**Objective:** The records below are to be quoted in full; please keep every word exact.

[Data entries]
----------
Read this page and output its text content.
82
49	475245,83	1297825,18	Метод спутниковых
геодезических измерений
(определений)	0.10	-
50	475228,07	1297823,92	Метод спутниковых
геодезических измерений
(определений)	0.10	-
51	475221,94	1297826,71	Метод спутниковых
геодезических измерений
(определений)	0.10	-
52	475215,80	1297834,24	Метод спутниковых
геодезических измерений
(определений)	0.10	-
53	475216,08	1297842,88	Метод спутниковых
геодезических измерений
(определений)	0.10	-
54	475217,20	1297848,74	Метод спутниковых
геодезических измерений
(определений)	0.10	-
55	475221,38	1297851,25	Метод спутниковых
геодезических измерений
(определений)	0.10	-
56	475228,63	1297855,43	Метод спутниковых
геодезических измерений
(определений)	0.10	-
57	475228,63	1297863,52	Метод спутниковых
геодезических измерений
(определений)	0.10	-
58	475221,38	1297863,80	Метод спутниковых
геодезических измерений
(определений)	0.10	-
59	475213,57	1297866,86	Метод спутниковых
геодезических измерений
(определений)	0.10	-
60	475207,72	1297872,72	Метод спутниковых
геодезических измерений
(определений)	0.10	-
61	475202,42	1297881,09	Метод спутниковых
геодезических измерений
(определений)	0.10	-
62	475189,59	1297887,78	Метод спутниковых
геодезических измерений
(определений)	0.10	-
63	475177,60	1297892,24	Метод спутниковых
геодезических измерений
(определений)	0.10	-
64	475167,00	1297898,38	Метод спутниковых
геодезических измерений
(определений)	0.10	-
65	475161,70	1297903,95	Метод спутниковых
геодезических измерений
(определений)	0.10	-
----------
**Response to this exercise:**
Read this page and output its text content.
82
49	475245,83	1297825,18	Метод спутниковых
геодезических измерений
(определений)	0.10	-
50	475228,07	1297823,92	Метод спутниковых
геодезических измерений
(определений)	0.10	-
51	475221,94	1297826,71	Метод спутниковых
геодезических измерений
(определений)	0.10	-
52	475215,80	1297834,24	Метод спутниковых
геодезических измерений
(определений)	0.10	-
53	475216,08	1297842,88	Метод спутниковых
геодезических измерений
(определений)	0.10	-
54	475217,20	1297848,74	Метод спутниковых
геодезических измерений
(определений)	0.10	-
55	475221,38	1297851,25	Метод спутниковых
геодезических измерений
(определений)	0.10	-
56	475228,63	1297855,43	Метод спутниковых
геодезических измерений
(определений)	0.10	-
57	475228,63	1297863,52	Метод спутниковых
геодезических измерений
(определений)	0.10	-
58	475221,38	1297863,80	Метод спутниковых
геодезических измерений
(определений)	0.10	-
59	475213,57	1297866,86	Метод спутниковых
геодезических измерений
(определений)	0.10	-
60	475207,72	1297872,72	Метод спутниковых
геодезических измерений
(определений)	0.10	-
61	475202,42	1297881,09	Метод спутниковых
геодезических измерений
(определений)	0.10	-
62	475189,59	1297887,78	Метод спутниковых
геодезических измерений
(определений)	0.10	-
63	475177,60	1297892,24	Метод спутниковых
геодезических измерений
(определений)	0.10	-
64	475167,00	1297898,38	Метод спутниковых
геодезических измерений
(определений)	0.10	-
65	475161,70	1297903,95	Метод спутниковых
геодезических измерений
(определений)	0.10	-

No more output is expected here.